↓↓↓

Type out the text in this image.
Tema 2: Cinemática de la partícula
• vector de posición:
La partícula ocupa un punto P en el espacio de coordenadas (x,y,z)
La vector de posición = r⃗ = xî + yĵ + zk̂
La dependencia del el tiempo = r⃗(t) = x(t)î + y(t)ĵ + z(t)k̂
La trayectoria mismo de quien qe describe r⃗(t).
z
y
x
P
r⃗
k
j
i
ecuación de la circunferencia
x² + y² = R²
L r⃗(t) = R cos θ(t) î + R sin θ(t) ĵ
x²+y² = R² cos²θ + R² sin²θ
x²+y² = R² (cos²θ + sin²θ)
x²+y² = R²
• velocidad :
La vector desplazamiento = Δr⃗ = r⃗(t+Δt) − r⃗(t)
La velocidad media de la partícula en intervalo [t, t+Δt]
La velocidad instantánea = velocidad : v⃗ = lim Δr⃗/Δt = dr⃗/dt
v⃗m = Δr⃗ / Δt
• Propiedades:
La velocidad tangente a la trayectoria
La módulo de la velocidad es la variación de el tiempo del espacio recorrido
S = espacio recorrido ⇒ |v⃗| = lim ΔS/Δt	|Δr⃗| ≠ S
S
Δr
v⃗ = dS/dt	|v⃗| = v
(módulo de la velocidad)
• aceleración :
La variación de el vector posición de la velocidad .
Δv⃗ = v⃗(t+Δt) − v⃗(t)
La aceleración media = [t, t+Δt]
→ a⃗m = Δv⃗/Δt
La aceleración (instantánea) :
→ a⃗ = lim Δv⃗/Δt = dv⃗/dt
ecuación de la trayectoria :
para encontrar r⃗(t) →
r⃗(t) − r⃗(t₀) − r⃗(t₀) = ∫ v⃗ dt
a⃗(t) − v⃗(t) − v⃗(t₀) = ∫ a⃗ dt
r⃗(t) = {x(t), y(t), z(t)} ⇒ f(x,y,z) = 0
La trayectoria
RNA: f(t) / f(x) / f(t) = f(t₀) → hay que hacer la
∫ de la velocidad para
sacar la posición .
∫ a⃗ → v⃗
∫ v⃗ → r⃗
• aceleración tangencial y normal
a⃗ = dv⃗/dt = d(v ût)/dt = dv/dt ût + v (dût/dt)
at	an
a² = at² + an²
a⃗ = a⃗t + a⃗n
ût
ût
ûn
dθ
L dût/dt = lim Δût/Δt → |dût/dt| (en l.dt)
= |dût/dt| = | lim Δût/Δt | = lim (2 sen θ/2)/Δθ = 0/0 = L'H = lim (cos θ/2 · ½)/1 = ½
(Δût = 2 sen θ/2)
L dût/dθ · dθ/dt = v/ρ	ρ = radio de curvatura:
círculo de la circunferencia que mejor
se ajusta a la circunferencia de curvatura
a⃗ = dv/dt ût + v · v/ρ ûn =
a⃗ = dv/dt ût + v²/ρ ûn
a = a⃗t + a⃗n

↑↑↑

-- Work instructions --
From the listing above, copy every line that includes the word "espacio".

-- Answer for the task --
La partícula ocupa un punto P en el espacio de coordenadas (x,y,z)
La módulo de la velocidad es la variación de el tiempo del espacio recorrido
S = espacio recorrido ⇒ |v⃗| = lim ΔS/Δt	|Δr⃗| ≠ S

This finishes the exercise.